Return all lines that include the string "JSON".

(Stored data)
* * * * * * * * *
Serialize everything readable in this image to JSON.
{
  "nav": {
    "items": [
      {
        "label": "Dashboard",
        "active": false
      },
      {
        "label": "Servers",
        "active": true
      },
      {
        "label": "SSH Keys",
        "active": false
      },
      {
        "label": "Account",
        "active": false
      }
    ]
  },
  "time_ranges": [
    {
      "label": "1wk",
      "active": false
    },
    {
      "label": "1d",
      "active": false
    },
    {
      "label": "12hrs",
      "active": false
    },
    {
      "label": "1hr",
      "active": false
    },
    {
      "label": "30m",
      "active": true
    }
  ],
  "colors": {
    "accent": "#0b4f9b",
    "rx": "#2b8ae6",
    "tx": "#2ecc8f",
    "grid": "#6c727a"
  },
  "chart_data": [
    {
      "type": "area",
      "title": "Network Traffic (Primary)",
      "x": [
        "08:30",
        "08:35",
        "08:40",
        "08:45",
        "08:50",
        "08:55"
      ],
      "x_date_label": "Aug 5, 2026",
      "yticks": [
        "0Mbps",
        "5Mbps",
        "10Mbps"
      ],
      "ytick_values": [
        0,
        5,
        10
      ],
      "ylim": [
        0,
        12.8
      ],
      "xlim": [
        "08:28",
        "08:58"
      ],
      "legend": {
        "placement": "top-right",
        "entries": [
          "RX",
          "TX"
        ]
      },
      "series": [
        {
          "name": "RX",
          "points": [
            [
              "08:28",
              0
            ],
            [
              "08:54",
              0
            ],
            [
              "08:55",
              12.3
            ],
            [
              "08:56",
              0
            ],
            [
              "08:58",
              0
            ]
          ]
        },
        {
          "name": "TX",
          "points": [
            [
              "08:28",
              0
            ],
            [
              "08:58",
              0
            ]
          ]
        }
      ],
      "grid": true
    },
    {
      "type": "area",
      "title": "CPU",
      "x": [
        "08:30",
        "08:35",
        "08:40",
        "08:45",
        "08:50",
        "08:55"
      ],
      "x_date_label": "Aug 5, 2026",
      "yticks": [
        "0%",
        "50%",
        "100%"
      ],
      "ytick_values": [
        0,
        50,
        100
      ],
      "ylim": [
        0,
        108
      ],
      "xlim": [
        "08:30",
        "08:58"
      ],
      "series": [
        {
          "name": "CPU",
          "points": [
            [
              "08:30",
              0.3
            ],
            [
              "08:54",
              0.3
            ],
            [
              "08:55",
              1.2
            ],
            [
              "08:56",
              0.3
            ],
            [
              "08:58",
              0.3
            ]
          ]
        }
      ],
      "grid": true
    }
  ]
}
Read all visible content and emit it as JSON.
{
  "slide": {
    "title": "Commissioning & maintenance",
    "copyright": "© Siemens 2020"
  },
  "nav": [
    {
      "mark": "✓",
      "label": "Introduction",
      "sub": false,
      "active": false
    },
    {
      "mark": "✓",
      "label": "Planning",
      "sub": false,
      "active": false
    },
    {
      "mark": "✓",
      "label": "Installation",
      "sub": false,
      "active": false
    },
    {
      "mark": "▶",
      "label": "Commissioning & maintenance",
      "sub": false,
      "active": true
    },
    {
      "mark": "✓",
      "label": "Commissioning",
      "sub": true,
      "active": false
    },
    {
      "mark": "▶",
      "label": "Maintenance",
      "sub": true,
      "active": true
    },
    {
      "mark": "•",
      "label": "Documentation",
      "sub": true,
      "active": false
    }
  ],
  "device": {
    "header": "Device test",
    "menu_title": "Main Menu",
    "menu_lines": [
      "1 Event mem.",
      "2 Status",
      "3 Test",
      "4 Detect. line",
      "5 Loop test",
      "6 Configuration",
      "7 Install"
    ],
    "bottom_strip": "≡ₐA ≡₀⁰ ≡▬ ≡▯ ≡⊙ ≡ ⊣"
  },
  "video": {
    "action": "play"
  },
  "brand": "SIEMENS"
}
* * * * * * * * *
_IN RESPONSE_
Serialize everything readable in this image to JSON.
Read all visible content and emit it as JSON.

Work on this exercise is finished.